*** Opening of Record extracts ***

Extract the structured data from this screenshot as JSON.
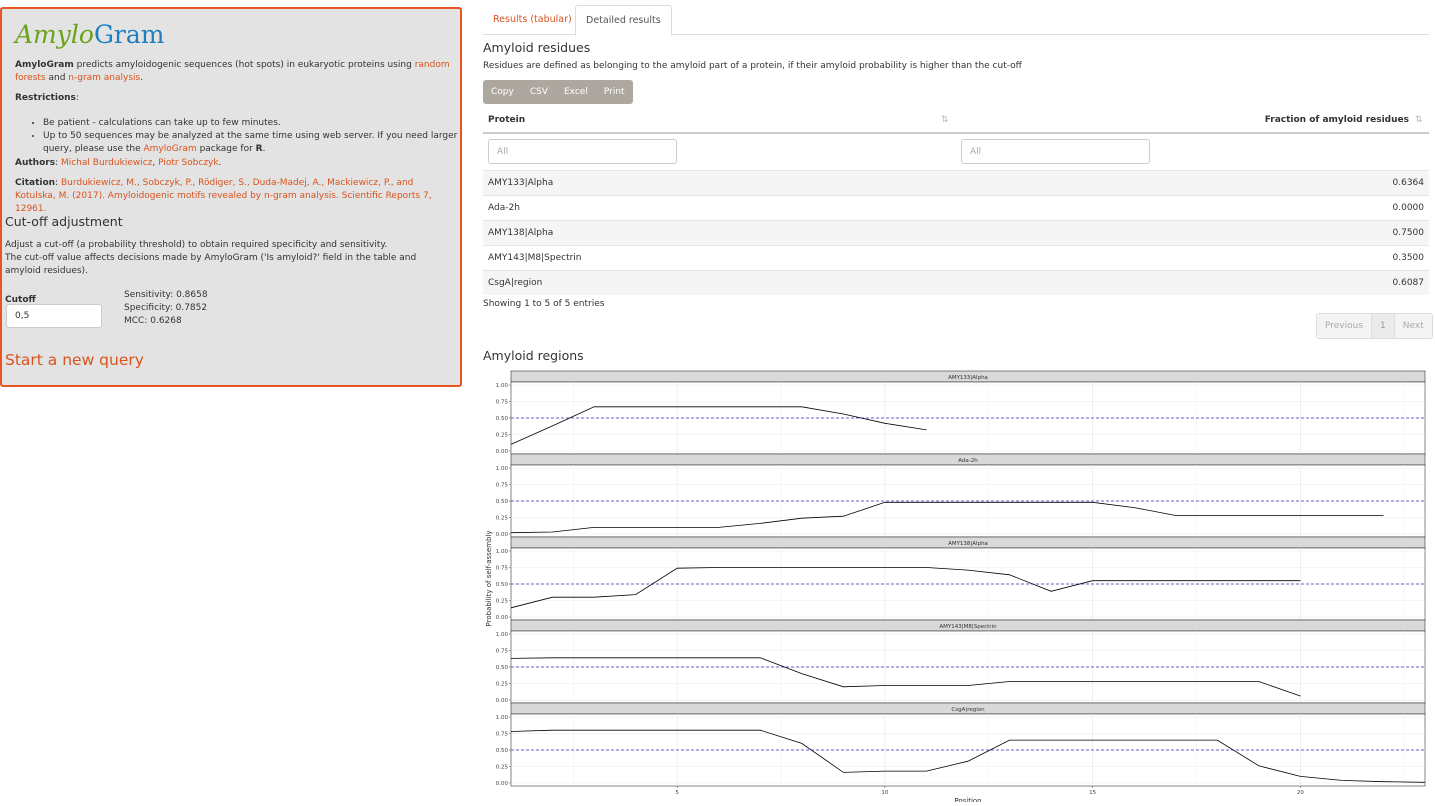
{
  "sidebar": {
    "logo_part1": "Amylo",
    "logo_part2": "Gram",
    "intro": {
      "bold": "AmyloGram",
      "text1": " predicts amyloidogenic sequences (hot spots) in eukaryotic proteins using ",
      "link1": "random forests",
      "text2": " and ",
      "link2": "n-gram analysis",
      "text3": "."
    },
    "restrictions_label": "Restrictions",
    "restrictions_colon": ":",
    "restrictions": {
      "item1": "Be patient - calculations can take up to few minutes.",
      "item2_text1": "Up to 50 sequences may be analyzed at the same time using web server. If you need larger query, please use the ",
      "item2_link": "AmyloGram",
      "item2_text2": " package for ",
      "item2_bold": "R",
      "item2_text3": "."
    },
    "authors_label": "Authors",
    "authors_colon": ": ",
    "author1": "Michal Burdukiewicz",
    "authors_sep": ", ",
    "author2": "Piotr Sobczyk",
    "authors_end": ".",
    "citation_label": "Citation",
    "citation_colon": ": ",
    "citation_text": "Burdukiewicz, M., Sobczyk, P., Rödiger, S., Duda-Madej, A., Mackiewicz, P., and Kotulska, M. (2017). Amyloidogenic motifs revealed by n-gram analysis. Scientific Reports 7, 12961.",
    "cutoff_title": "Cut-off adjustment",
    "cutoff_desc1": "Adjust a cut-off (a probability threshold) to obtain required specificity and sensitivity.",
    "cutoff_desc2": "The cut-off value affects decisions made by AmyloGram ('Is amyloid?' field in the table and amyloid residues).",
    "cutoff_label": "Cutoff",
    "cutoff_value": "0,5",
    "sensitivity": "Sensitivity: 0.8658",
    "specificity": "Specificity: 0.7852",
    "mcc": "MCC: 0.6268",
    "new_query": "Start a new query"
  },
  "tabs": {
    "tab1": "Results (tabular)",
    "tab2": "Detailed results"
  },
  "residues": {
    "title": "Amyloid residues",
    "desc": "Residues are defined as belonging to the amyloid part of a protein, if their amyloid probability is higher than the cut-off",
    "buttons": {
      "copy": "Copy",
      "csv": "CSV",
      "excel": "Excel",
      "print": "Print"
    },
    "col_protein": "Protein",
    "col_fraction": "Fraction of amyloid residues",
    "filter_placeholder": "All",
    "rows": [
      {
        "protein": "AMY133|Alpha",
        "fraction": "0.6364"
      },
      {
        "protein": "Ada-2h",
        "fraction": "0.0000"
      },
      {
        "protein": "AMY138|Alpha",
        "fraction": "0.7500"
      },
      {
        "protein": "AMY143|M8|Spectrin",
        "fraction": "0.3500"
      },
      {
        "protein": "CsgA|region",
        "fraction": "0.6087"
      }
    ],
    "showing": "Showing 1 to 5 of 5 entries",
    "pagination": {
      "previous": "Previous",
      "current": "1",
      "next": "Next"
    }
  },
  "regions": {
    "title": "Amyloid regions"
  },
  "chart_data": {
    "type": "line",
    "xlabel": "Position",
    "ylabel": "Probability of self-assembly",
    "xlim": [
      1,
      23
    ],
    "ylim": [
      0,
      1
    ],
    "x_ticks": [
      5,
      10,
      15,
      20
    ],
    "y_ticks": [
      "0.00",
      "0.25",
      "0.50",
      "0.75",
      "1.00"
    ],
    "cutoff_line": 0.5,
    "grid": true,
    "colors": {
      "line": "#000000",
      "cutoff": "#3333cc",
      "strip": "#d9d9d9"
    },
    "panels": [
      {
        "name": "AMY133|Alpha",
        "x": [
          1,
          2,
          3,
          4,
          5,
          6,
          7,
          8,
          9,
          10,
          11
        ],
        "y": [
          0.1,
          0.38,
          0.67,
          0.67,
          0.67,
          0.67,
          0.67,
          0.67,
          0.56,
          0.42,
          0.32
        ]
      },
      {
        "name": "Ada-2h",
        "x": [
          1,
          2,
          3,
          4,
          5,
          6,
          7,
          8,
          9,
          10,
          11,
          12,
          13,
          14,
          15,
          16,
          17,
          18,
          19,
          20,
          21,
          22
        ],
        "y": [
          0.02,
          0.03,
          0.1,
          0.1,
          0.1,
          0.1,
          0.16,
          0.24,
          0.27,
          0.48,
          0.48,
          0.48,
          0.48,
          0.48,
          0.48,
          0.4,
          0.28,
          0.28,
          0.28,
          0.28,
          0.28,
          0.28
        ]
      },
      {
        "name": "AMY138|Alpha",
        "x": [
          1,
          2,
          3,
          4,
          5,
          6,
          7,
          8,
          9,
          10,
          11,
          12,
          13,
          14,
          15,
          16,
          17,
          18,
          19,
          20
        ],
        "y": [
          0.14,
          0.3,
          0.3,
          0.34,
          0.74,
          0.75,
          0.75,
          0.75,
          0.75,
          0.75,
          0.75,
          0.71,
          0.64,
          0.39,
          0.55,
          0.55,
          0.55,
          0.55,
          0.55,
          0.55
        ]
      },
      {
        "name": "AMY143|M8|Spectrin",
        "x": [
          1,
          2,
          3,
          4,
          5,
          6,
          7,
          8,
          9,
          10,
          11,
          12,
          13,
          14,
          15,
          16,
          17,
          18,
          19,
          20
        ],
        "y": [
          0.63,
          0.64,
          0.64,
          0.64,
          0.64,
          0.64,
          0.64,
          0.4,
          0.2,
          0.22,
          0.22,
          0.22,
          0.28,
          0.28,
          0.28,
          0.28,
          0.28,
          0.28,
          0.28,
          0.06
        ]
      },
      {
        "name": "CsgA|region",
        "x": [
          1,
          2,
          3,
          4,
          5,
          6,
          7,
          8,
          9,
          10,
          11,
          12,
          13,
          14,
          15,
          16,
          17,
          18,
          19,
          20,
          21,
          22,
          23
        ],
        "y": [
          0.78,
          0.8,
          0.8,
          0.8,
          0.8,
          0.8,
          0.8,
          0.6,
          0.16,
          0.18,
          0.18,
          0.33,
          0.65,
          0.65,
          0.65,
          0.65,
          0.65,
          0.65,
          0.26,
          0.1,
          0.04,
          0.02,
          0.01
        ]
      }
    ]
  }
}
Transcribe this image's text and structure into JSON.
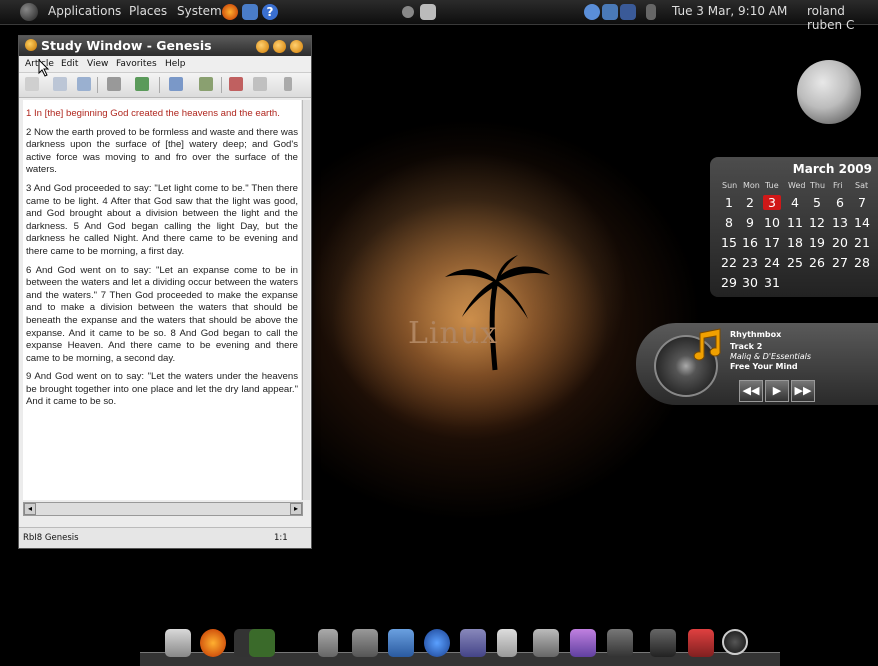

*** Close of Record extracts ***

§ Exercise goal: Go through the entries above and report how many lines hold the word "specificity". Nothing but the number is needed.

§ Result: 2